Begin RECORD EXTRACTS

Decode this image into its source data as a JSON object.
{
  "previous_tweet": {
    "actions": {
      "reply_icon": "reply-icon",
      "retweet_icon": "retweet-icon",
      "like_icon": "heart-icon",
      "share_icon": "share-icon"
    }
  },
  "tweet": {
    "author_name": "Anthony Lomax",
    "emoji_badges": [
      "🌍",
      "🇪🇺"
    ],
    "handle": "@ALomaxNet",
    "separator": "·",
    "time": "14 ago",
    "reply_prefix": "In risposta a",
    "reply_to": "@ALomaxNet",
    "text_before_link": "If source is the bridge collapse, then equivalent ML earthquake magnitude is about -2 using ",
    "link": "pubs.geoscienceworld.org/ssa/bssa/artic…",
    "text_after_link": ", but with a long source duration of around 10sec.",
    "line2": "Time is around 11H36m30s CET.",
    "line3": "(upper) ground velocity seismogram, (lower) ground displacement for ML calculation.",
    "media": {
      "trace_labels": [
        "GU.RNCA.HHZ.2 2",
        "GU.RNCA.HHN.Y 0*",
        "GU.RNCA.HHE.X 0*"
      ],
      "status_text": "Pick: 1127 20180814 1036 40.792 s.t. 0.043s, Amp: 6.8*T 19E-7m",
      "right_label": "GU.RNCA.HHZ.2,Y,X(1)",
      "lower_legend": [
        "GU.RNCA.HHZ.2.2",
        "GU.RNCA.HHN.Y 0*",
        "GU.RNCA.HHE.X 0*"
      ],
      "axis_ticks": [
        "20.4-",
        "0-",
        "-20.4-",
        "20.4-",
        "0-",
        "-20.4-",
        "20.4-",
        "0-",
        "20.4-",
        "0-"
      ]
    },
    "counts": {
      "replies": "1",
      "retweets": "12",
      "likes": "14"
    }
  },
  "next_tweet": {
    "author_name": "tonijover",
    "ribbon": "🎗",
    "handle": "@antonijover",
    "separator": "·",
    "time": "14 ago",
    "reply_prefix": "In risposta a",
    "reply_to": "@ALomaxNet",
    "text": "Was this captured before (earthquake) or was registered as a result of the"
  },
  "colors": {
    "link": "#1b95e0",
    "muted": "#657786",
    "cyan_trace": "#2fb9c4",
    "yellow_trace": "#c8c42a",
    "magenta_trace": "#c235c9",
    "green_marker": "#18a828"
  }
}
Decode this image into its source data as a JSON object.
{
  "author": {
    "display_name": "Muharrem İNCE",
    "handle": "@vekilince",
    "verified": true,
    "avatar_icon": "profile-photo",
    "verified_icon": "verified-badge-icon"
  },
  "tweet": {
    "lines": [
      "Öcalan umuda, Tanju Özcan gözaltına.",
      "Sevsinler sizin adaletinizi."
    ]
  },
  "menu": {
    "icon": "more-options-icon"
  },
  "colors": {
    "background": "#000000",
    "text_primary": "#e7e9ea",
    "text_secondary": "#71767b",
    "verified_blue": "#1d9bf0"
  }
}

End RECORD EXTRACTS

→ GIVEN REQUEST
The word "handle" may appear on some lines of these records; state how many such lines there are, and nothing else.

→ ANSWER TO THE TASK
3